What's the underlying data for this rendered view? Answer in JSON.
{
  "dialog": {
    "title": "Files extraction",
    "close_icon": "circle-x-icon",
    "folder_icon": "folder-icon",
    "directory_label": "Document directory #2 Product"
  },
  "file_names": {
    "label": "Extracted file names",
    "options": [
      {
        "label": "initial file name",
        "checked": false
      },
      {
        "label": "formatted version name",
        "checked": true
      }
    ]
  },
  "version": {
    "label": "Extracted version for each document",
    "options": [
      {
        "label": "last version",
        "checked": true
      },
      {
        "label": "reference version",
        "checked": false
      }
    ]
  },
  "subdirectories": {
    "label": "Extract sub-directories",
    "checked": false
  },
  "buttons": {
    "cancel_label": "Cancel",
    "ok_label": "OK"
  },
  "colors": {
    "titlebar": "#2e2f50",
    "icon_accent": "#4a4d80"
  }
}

_Task brief_.
Retype the data exactly as given.

_Written solution_.
What's the underlying data for this rendered view? Answer in JSON.
{
  "dialog": {
    "title": "Files extraction",
    "close_icon": "circle-x-icon",
    "folder_icon": "folder-icon",
    "directory_label": "Document directory #2 Product"
  },
  "file_names": {
    "label": "Extracted file names",
    "options": [
      {
        "label": "initial file name",
        "checked": false
      },
      {
        "label": "formatted version name",
        "checked": true
      }
    ]
  },
  "version": {
    "label": "Extracted version for each document",
    "options": [
      {
        "label": "last version",
        "checked": true
      },
      {
        "label": "reference version",
        "checked": false
      }
    ]
  },
  "subdirectories": {
    "label": "Extract sub-directories",
    "checked": false
  },
  "buttons": {
    "cancel_label": "Cancel",
    "ok_label": "OK"
  },
  "colors": {
    "titlebar": "#2e2f50",
    "icon_accent": "#4a4d80"
  }
}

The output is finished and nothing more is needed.